→ **INPUT MATERIAL**
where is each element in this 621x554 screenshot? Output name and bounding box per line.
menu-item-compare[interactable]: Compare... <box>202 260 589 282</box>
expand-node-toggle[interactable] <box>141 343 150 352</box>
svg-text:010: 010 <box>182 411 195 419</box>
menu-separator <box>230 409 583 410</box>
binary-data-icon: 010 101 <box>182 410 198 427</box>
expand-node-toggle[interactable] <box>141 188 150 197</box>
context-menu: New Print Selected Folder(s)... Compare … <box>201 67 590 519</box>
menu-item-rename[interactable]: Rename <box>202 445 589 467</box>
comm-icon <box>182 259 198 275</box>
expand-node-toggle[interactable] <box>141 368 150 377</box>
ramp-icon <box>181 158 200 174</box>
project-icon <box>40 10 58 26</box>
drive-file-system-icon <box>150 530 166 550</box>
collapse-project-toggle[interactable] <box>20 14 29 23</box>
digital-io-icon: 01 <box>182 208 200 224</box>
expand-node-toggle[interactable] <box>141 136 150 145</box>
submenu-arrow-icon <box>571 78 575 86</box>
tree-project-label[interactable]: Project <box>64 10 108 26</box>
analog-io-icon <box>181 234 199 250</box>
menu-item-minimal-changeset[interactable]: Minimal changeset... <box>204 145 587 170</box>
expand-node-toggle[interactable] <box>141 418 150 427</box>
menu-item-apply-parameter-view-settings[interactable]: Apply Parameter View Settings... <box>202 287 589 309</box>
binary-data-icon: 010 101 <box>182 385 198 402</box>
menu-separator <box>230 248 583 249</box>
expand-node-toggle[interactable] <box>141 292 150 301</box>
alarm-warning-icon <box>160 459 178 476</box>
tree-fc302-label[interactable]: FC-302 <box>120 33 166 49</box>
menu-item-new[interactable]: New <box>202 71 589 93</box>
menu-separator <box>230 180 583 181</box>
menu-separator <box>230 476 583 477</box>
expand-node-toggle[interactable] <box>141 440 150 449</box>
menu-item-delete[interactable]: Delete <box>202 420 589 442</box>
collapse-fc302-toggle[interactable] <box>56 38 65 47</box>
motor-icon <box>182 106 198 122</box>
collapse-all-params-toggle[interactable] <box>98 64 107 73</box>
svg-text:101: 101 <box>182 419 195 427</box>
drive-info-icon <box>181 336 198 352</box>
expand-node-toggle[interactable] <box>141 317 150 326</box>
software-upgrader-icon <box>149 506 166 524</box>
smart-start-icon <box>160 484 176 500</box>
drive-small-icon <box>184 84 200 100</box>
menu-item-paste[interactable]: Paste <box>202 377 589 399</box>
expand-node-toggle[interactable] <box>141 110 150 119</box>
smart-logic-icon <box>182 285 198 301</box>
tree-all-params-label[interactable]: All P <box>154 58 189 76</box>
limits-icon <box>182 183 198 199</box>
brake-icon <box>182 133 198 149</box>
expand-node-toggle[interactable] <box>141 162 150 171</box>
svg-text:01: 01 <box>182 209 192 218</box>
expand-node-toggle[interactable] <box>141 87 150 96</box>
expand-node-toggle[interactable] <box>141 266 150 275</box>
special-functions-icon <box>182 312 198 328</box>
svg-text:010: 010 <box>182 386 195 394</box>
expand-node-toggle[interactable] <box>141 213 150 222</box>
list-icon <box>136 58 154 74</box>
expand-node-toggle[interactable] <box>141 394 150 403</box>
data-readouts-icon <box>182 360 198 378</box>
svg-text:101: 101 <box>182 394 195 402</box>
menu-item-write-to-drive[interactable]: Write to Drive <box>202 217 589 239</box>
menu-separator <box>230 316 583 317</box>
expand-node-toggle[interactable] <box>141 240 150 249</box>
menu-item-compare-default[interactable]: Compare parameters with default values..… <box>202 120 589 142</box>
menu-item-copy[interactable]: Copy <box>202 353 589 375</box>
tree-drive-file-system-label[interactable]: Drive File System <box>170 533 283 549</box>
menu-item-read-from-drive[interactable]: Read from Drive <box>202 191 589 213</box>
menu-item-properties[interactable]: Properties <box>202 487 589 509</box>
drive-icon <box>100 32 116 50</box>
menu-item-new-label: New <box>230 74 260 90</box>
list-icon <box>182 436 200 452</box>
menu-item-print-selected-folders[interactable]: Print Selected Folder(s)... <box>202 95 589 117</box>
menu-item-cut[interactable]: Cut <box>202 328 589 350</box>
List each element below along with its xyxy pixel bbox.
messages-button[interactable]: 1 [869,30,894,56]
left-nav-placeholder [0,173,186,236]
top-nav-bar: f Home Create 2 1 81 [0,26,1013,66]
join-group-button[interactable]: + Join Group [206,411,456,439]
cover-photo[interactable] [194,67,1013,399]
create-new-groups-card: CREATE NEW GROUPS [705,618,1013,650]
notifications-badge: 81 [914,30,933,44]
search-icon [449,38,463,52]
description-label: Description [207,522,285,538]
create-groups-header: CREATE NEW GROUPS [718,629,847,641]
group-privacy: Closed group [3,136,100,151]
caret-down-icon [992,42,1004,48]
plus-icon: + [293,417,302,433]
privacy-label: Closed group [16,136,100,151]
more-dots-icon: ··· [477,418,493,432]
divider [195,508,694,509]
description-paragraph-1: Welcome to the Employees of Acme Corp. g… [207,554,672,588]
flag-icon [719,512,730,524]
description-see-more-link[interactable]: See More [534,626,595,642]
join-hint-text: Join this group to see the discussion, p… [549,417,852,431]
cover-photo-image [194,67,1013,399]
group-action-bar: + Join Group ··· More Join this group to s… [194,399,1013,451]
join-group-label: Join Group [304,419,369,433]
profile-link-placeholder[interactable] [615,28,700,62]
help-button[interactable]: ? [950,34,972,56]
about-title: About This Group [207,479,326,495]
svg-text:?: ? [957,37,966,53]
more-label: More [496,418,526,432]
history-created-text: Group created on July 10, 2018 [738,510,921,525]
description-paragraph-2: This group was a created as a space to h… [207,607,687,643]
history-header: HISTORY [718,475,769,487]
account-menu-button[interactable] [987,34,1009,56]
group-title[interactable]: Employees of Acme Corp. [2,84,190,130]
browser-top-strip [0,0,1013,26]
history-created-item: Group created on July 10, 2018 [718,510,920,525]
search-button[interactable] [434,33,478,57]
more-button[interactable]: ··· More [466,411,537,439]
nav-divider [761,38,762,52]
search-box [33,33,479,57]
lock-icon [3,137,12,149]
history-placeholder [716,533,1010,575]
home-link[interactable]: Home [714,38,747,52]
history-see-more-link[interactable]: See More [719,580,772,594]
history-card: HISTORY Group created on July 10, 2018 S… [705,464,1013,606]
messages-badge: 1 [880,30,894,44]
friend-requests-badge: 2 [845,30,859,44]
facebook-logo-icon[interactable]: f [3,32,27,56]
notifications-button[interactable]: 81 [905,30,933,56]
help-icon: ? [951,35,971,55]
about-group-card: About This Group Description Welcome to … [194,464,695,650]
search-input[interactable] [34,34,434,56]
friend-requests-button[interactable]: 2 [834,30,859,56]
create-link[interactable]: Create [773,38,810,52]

→ **BRIEF**
Put each line of the material above into a JSON list of strings, one string per line, and leave out any blank lines.

→ **FULL SOLUTION**
[
  "where is each element in this 621x554 screenshot? Output name and bounding box per line.",
  "menu-item-compare[interactable]: Compare... <box>202 260 589 282</box>",
  "expand-node-toggle[interactable] <box>141 343 150 352</box>",
  "svg-text:010: 010 <box>182 411 195 419</box>",
  "menu-separator <box>230 409 583 410</box>",
  "binary-data-icon: 010 101 <box>182 410 198 427</box>",
  "expand-node-toggle[interactable] <box>141 188 150 197</box>",
  "context-menu: New Print Selected Folder(s)... Compare … <box>201 67 590 519</box>",
  "menu-item-rename[interactable]: Rename <box>202 445 589 467</box>",
  "comm-icon <box>182 259 198 275</box>",
  "expand-node-toggle[interactable] <box>141 368 150 377</box>",
  "ramp-icon <box>181 158 200 174</box>",
  "project-icon <box>40 10 58 26</box>",
  "drive-file-system-icon <box>150 530 166 550</box>",
  "collapse-project-toggle[interactable] <box>20 14 29 23</box>",
  "digital-io-icon: 01 <box>182 208 200 224</box>",
  "expand-node-toggle[interactable] <box>141 136 150 145</box>",
  "submenu-arrow-icon <box>571 78 575 86</box>",
  "tree-project-label[interactable]: Project <box>64 10 108 26</box>",
  "analog-io-icon <box>181 234 199 250</box>",
  "menu-item-minimal-changeset[interactable]: Minimal changeset... <box>204 145 587 170</box>",
  "expand-node-toggle[interactable] <box>141 418 150 427</box>",
  "menu-item-apply-parameter-view-settings[interactable]: Apply Parameter View Settings... <box>202 287 589 309</box>",
  "binary-data-icon: 010 101 <box>182 385 198 402</box>",
  "menu-separator <box>230 248 583 249</box>",
  "expand-node-toggle[interactable] <box>141 292 150 301</box>",
  "alarm-warning-icon <box>160 459 178 476</box>",
  "tree-fc302-label[interactable]: FC-302 <box>120 33 166 49</box>",
  "menu-item-new[interactable]: New <box>202 71 589 93</box>",
  "menu-separator <box>230 180 583 181</box>",
  "menu-separator <box>230 476 583 477</box>",
  "expand-node-toggle[interactable] <box>141 440 150 449</box>",
  "menu-item-delete[interactable]: Delete <box>202 420 589 442</box>",
  "collapse-fc302-toggle[interactable] <box>56 38 65 47</box>",
  "motor-icon <box>182 106 198 122</box>",
  "collapse-all-params-toggle[interactable] <box>98 64 107 73</box>",
  "svg-text:101: 101 <box>182 419 195 427</box>",
  "drive-info-icon <box>181 336 198 352</box>",
  "expand-node-toggle[interactable] <box>141 317 150 326</box>",
  "software-upgrader-icon <box>149 506 166 524</box>",
  "smart-start-icon <box>160 484 176 500</box>",
  "drive-small-icon <box>184 84 200 100</box>",
  "menu-item-paste[interactable]: Paste <box>202 377 589 399</box>",
  "expand-node-toggle[interactable] <box>141 110 150 119</box>",
  "smart-logic-icon <box>182 285 198 301</box>",
  "tree-all-params-label[interactable]: All P <box>154 58 189 76</box>",
  "limits-icon <box>182 183 198 199</box>",
  "brake-icon <box>182 133 198 149</box>",
  "expand-node-toggle[interactable] <box>141 162 150 171</box>",
  "svg-text:01: 01 <box>182 209 192 218</box>",
  "expand-node-toggle[interactable] <box>141 87 150 96</box>",
  "expand-node-toggle[interactable] <box>141 266 150 275</box>",
  "special-functions-icon <box>182 312 198 328</box>",
  "svg-text:010: 010 <box>182 386 195 394</box>",
  "expand-node-toggle[interactable] <box>141 213 150 222</box>",
  "list-icon <box>136 58 154 74</box>",
  "expand-node-toggle[interactable] <box>141 394 150 403</box>",
  "data-readouts-icon <box>182 360 198 378</box>",
  "svg-text:101: 101 <box>182 394 195 402</box>",
  "menu-item-write-to-drive[interactable]: Write to Drive <box>202 217 589 239</box>",
  "menu-separator <box>230 316 583 317</box>",
  "expand-node-toggle[interactable] <box>141 240 150 249</box>",
  "menu-item-compare-default[interactable]: Compare parameters with default values..… <box>202 120 589 142</box>",
  "menu-item-copy[interactable]: Copy <box>202 353 589 375</box>",
  "tree-drive-file-system-label[interactable]: Drive File System <box>170 533 283 549</box>",
  "menu-item-read-from-drive[interactable]: Read from Drive <box>202 191 589 213</box>",
  "menu-item-properties[interactable]: Properties <box>202 487 589 509</box>",
  "drive-icon <box>100 32 116 50</box>",
  "menu-item-new-label: New <box>230 74 260 90</box>",
  "list-icon <box>182 436 200 452</box>",
  "menu-item-print-selected-folders[interactable]: Print Selected Folder(s)... <box>202 95 589 117</box>",
  "menu-item-cut[interactable]: Cut <box>202 328 589 350</box>",
  "List each element below along with its xyxy pixel bbox.",
  "messages-button[interactable]: 1 [869,30,894,56]",
  "left-nav-placeholder [0,173,186,236]",
  "top-nav-bar: f Home Create 2 1 81 [0,26,1013,66]",
  "join-group-button[interactable]: + Join Group [206,411,456,439]",
  "cover-photo[interactable] [194,67,1013,399]",
  "create-new-groups-card: CREATE NEW GROUPS [705,618,1013,650]",
  "notifications-badge: 81 [914,30,933,44]",
  "search-icon [449,38,463,52]",
  "description-label: Description [207,522,285,538]",
  "create-groups-header: CREATE NEW GROUPS [718,629,847,641]",
  "group-privacy: Closed group [3,136,100,151]",
  "caret-down-icon [992,42,1004,48]",
  "plus-icon: + [293,417,302,433]",
  "privacy-label: Closed group [16,136,100,151]",
  "more-dots-icon: ··· [477,418,493,432]",
  "divider [195,508,694,509]",
  "description-paragraph-1: Welcome to the Employees of Acme Corp. g… [207,554,672,588]",
  "flag-icon [719,512,730,524]",
  "description-see-more-link[interactable]: See More [534,626,595,642]",
  "join-hint-text: Join this group to see the discussion, p… [549,417,852,431]",
  "cover-photo-image [194,67,1013,399]",
  "group-action-bar: + Join Group ··· More Join this group to s… [194,399,1013,451]",
  "join-group-label: Join Group [304,419,369,433]",
  "profile-link-placeholder[interactable] [615,28,700,62]",
  "help-button[interactable]: ? [950,34,972,56]",
  "about-title: About This Group [207,479,326,495]",
  "svg-text:?: ? [957,37,966,53]",
  "more-label: More [496,418,526,432]",
  "history-created-text: Group created on July 10, 2018 [738,510,921,525]",
  "description-paragraph-2: This group was a created as a space to h… [207,607,687,643]",
  "history-header: HISTORY [718,475,769,487]",
  "account-menu-button[interactable] [987,34,1009,56]",
  "group-title[interactable]: Employees of Acme Corp. [2,84,190,130]",
  "browser-top-strip [0,0,1013,26]",
  "history-created-item: Group created on July 10, 2018 [718,510,920,525]",
  "search-button[interactable] [434,33,478,57]",
  "more-button[interactable]: ··· More [466,411,537,439]",
  "nav-divider [761,38,762,52]",
  "search-box [33,33,479,57]",
  "lock-icon [3,137,12,149]",
  "history-placeholder [716,533,1010,575]",
  "home-link[interactable]: Home [714,38,747,52]",
  "history-see-more-link[interactable]: See More [719,580,772,594]",
  "history-card: HISTORY Group created on July 10, 2018 S… [705,464,1013,606]",
  "messages-badge: 1 [880,30,894,44]",
  "friend-requests-badge: 2 [845,30,859,44]",
  "facebook-logo-icon[interactable]: f [3,32,27,56]",
  "notifications-button[interactable]: 81 [905,30,933,56]",
  "help-icon: ? [951,35,971,55]",
  "about-group-card: About This Group Description Welcome to … [194,464,695,650]",
  "search-input[interactable] [34,34,434,56]",
  "friend-requests-button[interactable]: 2 [834,30,859,56]",
  "create-link[interactable]: Create [773,38,810,52]"
]